#### [Using the information]
- 1) In the column about Sheryl Sandberg, what program did she found at Harvard in the '80s?
- 2) Proceed with the Sheryl Sandberg column, starting right after its final sentence.
:: Provided passage ::
Fred R. Conrad/The New York Times
Go to Columnist Page February 23, Pompom Girl for Feminism
By MAUREEN DOWD
SHERYL SANDBERG is not one to settle for being the It Girl of Silicon Valley.
Nor is the chief operating officer of Facebook willing to write a book that people might merely read.
One of her friends from her Harvard days told Vogue that the brainy, beautiful, charming, stylish, happily married 43-year-old mother of two, one of the world’s richest self-made women, has an “infectious insistence.” (She would have to, having founded Harvard’s aerobics program in the ’80s, wearing blue eye shadow and leg warmers.)
Now that she has domesticated the Facebook frat house, Sandberg wants to be “the pompom girl for feminism,” as she calls it. She has a grandiose plan to become the PowerPoint Pied Piper in Prada ankle boots reigniting the women’s revolution — Betty Friedan for the digital age. She wants women to stop limiting and sabotaging themselves.
:::
:: Given information ::
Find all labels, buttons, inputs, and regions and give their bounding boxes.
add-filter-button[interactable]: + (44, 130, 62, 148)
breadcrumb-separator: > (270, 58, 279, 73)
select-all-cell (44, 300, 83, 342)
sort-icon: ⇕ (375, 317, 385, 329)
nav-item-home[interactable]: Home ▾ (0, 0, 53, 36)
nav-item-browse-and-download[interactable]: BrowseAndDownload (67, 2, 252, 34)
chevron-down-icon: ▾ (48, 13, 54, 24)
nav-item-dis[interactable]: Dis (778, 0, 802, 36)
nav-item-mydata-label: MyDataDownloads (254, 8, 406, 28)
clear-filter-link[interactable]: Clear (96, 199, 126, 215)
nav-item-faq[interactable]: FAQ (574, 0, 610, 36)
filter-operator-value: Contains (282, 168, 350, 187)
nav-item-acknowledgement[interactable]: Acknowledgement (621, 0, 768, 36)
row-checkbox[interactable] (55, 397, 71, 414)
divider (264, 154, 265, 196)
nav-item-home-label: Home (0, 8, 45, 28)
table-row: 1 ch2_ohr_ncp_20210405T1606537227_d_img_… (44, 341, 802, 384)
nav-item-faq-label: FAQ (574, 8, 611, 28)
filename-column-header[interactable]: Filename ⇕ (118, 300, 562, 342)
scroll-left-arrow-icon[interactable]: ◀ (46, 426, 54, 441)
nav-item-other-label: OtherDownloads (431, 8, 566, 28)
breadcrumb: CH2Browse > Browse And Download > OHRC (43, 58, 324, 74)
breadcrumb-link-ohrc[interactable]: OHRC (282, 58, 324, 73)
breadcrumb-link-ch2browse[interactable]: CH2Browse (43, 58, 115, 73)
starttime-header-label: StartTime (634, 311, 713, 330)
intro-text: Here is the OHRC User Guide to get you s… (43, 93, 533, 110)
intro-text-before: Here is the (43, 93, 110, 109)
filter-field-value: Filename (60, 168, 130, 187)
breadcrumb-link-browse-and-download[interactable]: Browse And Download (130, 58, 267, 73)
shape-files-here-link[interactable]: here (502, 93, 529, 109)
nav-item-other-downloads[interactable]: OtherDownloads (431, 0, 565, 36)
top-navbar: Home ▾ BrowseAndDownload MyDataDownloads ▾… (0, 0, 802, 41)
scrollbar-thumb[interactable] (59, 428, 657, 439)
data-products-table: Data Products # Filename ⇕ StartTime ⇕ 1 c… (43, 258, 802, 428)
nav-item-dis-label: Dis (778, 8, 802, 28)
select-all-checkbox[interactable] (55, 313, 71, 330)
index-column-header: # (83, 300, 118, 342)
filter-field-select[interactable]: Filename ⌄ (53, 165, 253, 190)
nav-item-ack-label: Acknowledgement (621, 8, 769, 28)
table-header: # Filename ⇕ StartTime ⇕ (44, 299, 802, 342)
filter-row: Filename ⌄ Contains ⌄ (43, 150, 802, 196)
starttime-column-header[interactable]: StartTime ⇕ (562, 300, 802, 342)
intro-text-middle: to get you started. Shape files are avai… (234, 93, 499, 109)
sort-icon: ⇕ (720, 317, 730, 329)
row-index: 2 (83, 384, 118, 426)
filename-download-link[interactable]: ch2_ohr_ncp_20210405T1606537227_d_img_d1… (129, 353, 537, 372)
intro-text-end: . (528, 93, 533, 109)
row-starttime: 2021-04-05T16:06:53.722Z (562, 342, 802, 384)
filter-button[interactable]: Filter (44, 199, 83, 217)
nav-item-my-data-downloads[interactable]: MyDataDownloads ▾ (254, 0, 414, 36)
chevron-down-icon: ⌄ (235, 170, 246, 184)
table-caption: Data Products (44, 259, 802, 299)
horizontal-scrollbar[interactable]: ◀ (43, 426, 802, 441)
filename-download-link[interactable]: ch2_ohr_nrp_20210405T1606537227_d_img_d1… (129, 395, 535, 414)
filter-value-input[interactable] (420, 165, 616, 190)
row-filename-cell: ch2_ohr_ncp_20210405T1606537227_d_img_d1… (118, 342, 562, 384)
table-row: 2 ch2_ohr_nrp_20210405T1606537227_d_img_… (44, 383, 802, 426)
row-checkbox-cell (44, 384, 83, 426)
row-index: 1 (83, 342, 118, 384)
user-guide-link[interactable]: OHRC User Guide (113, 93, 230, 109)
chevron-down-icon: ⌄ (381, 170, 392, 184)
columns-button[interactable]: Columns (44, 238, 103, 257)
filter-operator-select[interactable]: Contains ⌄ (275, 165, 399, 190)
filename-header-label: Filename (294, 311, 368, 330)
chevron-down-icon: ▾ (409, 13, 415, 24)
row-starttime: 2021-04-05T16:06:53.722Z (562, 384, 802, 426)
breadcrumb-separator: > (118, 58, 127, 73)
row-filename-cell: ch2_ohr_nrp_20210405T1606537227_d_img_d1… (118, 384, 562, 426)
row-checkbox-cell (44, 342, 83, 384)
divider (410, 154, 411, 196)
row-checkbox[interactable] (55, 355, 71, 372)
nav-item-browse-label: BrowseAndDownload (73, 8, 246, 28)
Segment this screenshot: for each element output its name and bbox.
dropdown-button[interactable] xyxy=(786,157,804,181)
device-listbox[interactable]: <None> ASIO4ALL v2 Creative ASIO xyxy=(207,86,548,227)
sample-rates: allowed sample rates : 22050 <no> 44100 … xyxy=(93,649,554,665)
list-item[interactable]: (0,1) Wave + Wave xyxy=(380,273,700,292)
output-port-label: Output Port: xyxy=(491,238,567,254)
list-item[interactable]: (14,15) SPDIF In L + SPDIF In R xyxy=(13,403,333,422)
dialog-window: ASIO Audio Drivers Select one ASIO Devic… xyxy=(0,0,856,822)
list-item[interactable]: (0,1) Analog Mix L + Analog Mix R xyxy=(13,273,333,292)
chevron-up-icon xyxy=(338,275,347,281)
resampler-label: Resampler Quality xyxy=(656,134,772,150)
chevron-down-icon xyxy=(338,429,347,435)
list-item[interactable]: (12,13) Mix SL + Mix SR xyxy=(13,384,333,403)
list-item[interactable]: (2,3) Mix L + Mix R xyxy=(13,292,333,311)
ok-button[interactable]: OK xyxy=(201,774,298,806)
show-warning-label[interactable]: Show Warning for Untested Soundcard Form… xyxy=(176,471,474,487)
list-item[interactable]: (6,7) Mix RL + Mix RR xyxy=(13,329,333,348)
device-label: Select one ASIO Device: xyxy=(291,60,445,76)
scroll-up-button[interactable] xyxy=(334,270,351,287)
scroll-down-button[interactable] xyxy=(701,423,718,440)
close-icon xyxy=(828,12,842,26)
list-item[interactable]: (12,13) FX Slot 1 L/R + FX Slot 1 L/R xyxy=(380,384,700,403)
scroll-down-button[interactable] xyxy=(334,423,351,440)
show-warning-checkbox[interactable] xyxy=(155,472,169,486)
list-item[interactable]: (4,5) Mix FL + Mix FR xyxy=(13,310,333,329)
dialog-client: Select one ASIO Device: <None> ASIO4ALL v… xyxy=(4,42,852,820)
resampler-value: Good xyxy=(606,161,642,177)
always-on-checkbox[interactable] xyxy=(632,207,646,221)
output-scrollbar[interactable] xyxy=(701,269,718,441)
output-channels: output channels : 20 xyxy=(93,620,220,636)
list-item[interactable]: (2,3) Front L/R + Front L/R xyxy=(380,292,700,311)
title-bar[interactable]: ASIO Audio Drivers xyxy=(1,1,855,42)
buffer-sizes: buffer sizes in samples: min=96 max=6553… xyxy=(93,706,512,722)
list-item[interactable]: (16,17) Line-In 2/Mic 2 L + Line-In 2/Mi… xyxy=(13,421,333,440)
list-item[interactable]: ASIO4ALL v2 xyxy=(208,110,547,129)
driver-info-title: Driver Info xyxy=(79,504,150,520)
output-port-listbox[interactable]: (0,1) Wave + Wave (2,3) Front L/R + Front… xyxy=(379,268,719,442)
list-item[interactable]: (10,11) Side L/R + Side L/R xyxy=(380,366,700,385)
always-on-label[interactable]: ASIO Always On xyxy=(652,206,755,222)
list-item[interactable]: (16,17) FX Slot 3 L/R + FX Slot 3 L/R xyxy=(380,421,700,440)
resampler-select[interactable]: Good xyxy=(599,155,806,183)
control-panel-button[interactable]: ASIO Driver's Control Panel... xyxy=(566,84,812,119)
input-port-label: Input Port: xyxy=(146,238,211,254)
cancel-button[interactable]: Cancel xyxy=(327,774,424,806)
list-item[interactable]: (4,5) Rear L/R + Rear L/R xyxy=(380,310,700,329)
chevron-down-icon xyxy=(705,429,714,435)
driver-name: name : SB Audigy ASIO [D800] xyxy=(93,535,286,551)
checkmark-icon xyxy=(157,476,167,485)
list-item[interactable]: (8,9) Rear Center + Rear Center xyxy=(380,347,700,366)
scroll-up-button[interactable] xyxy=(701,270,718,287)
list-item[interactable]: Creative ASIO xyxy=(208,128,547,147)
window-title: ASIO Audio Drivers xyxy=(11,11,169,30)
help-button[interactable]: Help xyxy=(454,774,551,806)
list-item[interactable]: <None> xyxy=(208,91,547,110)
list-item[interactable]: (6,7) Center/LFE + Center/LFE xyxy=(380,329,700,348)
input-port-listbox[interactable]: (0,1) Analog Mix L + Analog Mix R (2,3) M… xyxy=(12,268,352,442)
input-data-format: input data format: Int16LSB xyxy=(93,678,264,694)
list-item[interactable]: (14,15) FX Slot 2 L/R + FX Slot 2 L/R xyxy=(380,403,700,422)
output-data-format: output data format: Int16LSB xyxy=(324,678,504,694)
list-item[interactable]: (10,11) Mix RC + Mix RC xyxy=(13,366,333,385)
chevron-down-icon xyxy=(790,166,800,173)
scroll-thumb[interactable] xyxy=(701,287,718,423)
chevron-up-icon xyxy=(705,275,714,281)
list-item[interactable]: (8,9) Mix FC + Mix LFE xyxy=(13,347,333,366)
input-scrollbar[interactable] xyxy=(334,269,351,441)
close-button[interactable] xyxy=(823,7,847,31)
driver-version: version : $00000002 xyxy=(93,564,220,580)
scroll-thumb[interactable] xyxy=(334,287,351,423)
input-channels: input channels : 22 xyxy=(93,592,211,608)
:::
#### [Results of the exercise]
- 1) Harvard's aerobics program.

- 2)
The petite corporate star is larger than life, and a normal book tour for “Lean In,” which she describes as “sort of a feminist manifesto” mixed with career advice, just won’t do.
“I always thought I would run a social movement,” she said in “Makers,” an AOL/PBS documentary on feminist history.
Sandberg may have caught the fever to change the world from Mark Zuckerberg, or come by it genetically. She writes that her mother, at age 11, responded to a rabbi’s sermon on tikkun olam, the Jewish concept of repairing the world, by “grabbing a tin can and knocking on doors to support civil rights workers in the South.”
The charmed Sandberg is no Queen Bee. Unlike some other women who reach the top, she does not pull up the ladder, or jungle gym, as she prefers to think of it, behind her. Many women found it inspiring when she said in “Makers” that she left work at 5:30 to go home to her kids, even while they acknowledged that you might have to be Sheryl Sandberg to get away with that.
Sandberg, who worked at the Treasury Department for her mentor, Larry Summers, and at Google before going to Facebook, started a group called the Women of Silicon Valley to listen to celebrity speakers and swap stories.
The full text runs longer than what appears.